Choosing the right data structure

General guidelines

For random access by index:

Use std::vector or arrays

For frequent insertions/deletions at ends:

Use std::deque (double-ended queue)

For LIFO access (Last-In-First-Out):

Use std::stack

For FIFO access (First-In-First-Out):

Use std::queue

For priority-based access:

Use std::priority_queue (heap)

For key-value lookups:

Use std::unordered_map (hash table) for average O(1) Use std::map (balanced tree) for sorted keys

For sorted data with frequent updates:

Use std::set or std::map

For large datasets in scientific computing:

Vectors for contiguous data (best cache performance)
Sparse matrices for mostly-zero data
Heaps for k-largest/k-smallest problems
Hash tables for fast lookups without order

Performance considerations

Cache performance matters:

Modern CPUs are 100x faster at accessing contiguous memory (arrays, vectors) than scattered memory (linked lists, trees). For scientific computing, prefer arrays and vectors.

Memory overhead:

Array/vector: minimal overhead
Linked list: 8-16 bytes per element (pointer overhead)
Hash table: typically 2x memory for good performance
Tree: 16-24 bytes per element (2-3 pointers)

*PROBLEMS TO WORK ON*.
[1] Reproduce the stretch of the data-structure guide from "Modern CPUs are" through "arrays and vectors.".
[2] State whether each statement agrees with the data-structure guide, answering yes or no and quoting the deciding words: (a) std::stack is recommended for FIFO access. (b) A linked list carries 8-16 bytes of overhead per element. (c) std::map is suggested when keys must be kept sorted.
Rely only on the data-structure guide.

*RECORDED INFORMATION*.
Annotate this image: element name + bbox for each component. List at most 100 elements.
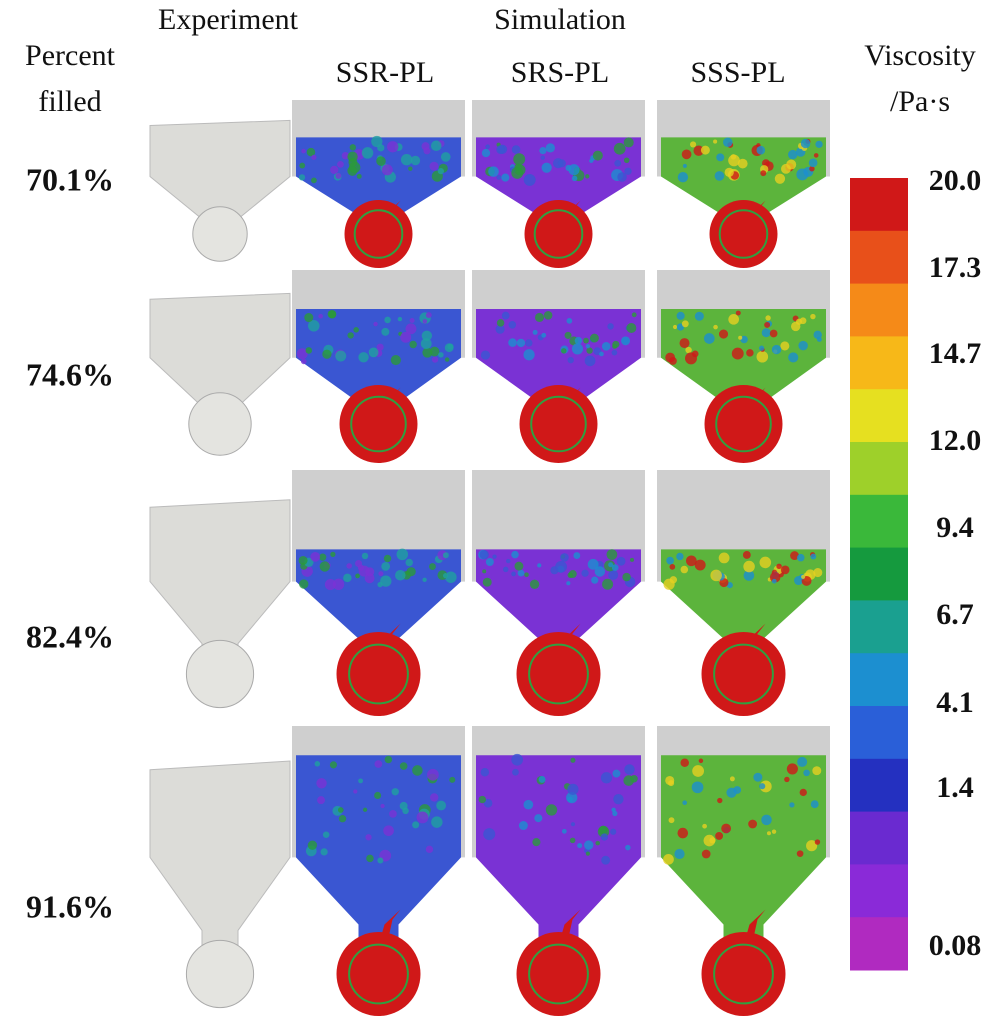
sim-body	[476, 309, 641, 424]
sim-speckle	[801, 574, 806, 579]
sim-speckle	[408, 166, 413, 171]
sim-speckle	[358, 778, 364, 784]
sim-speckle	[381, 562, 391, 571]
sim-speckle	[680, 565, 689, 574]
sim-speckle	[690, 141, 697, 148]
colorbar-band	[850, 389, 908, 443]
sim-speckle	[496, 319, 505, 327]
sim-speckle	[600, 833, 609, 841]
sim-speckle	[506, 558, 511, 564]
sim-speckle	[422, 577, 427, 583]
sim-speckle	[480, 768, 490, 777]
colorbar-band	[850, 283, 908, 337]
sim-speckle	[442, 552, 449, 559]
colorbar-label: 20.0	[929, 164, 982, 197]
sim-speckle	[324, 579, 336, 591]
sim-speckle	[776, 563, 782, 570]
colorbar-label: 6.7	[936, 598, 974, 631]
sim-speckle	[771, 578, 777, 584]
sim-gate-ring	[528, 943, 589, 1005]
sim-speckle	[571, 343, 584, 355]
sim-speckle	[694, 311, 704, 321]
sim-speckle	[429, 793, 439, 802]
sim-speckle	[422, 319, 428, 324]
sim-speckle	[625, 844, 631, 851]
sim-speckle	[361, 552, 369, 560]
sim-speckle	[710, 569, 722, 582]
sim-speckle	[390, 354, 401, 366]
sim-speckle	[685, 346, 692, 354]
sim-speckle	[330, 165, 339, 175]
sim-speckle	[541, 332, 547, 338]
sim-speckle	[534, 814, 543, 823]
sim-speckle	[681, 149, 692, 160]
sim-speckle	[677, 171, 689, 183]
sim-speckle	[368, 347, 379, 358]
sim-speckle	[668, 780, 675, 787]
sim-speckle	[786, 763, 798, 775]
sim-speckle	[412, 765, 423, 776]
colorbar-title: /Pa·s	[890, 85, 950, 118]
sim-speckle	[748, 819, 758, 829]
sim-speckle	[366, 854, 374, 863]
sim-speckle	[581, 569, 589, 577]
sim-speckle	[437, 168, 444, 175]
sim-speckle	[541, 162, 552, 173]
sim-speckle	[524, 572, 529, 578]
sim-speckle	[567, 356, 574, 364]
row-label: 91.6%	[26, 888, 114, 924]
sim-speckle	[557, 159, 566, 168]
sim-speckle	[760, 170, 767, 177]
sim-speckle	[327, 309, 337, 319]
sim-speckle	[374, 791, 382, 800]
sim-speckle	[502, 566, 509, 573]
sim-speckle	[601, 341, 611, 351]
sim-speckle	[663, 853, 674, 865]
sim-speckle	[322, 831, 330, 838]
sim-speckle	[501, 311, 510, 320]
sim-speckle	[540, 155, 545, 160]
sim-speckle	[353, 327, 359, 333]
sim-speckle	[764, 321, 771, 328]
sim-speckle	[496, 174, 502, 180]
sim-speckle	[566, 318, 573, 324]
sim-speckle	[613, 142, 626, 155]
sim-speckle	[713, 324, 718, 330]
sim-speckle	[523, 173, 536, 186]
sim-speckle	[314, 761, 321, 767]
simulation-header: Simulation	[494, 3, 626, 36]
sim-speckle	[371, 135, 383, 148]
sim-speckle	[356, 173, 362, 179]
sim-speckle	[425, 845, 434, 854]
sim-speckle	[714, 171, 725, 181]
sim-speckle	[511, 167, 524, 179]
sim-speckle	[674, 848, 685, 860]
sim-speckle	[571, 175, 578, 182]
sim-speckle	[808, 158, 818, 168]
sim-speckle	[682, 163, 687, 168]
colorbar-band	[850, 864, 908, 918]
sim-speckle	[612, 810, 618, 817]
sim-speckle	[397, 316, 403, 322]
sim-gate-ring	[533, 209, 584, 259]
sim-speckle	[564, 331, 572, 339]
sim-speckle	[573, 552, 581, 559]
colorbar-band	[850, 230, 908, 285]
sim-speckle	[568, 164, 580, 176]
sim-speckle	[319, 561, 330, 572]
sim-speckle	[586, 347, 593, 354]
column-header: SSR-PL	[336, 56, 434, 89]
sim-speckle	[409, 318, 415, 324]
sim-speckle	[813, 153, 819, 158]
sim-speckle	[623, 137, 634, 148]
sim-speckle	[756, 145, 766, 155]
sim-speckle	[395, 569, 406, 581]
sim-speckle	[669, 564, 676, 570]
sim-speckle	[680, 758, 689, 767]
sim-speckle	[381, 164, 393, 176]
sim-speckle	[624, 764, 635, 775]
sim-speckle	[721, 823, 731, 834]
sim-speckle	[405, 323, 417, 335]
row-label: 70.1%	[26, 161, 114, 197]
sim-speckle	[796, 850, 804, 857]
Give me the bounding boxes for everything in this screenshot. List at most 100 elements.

*OUTPUTS FOR THE TASKS*.
[1]
Modern CPUs are 100x faster at accessing contiguous memory (arrays, vectors) than scattered memory (linked lists, trees). For scientific computing, prefer arrays and vectors.

[2]
(a) No: "For FIFO access (First-In-First-Out):" is followed by "Use std::queue".
(b) Yes: "Linked list: 8-16 bytes per element (pointer overhead)".
(c) Yes: "Use std::map (balanced tree) for sorted keys".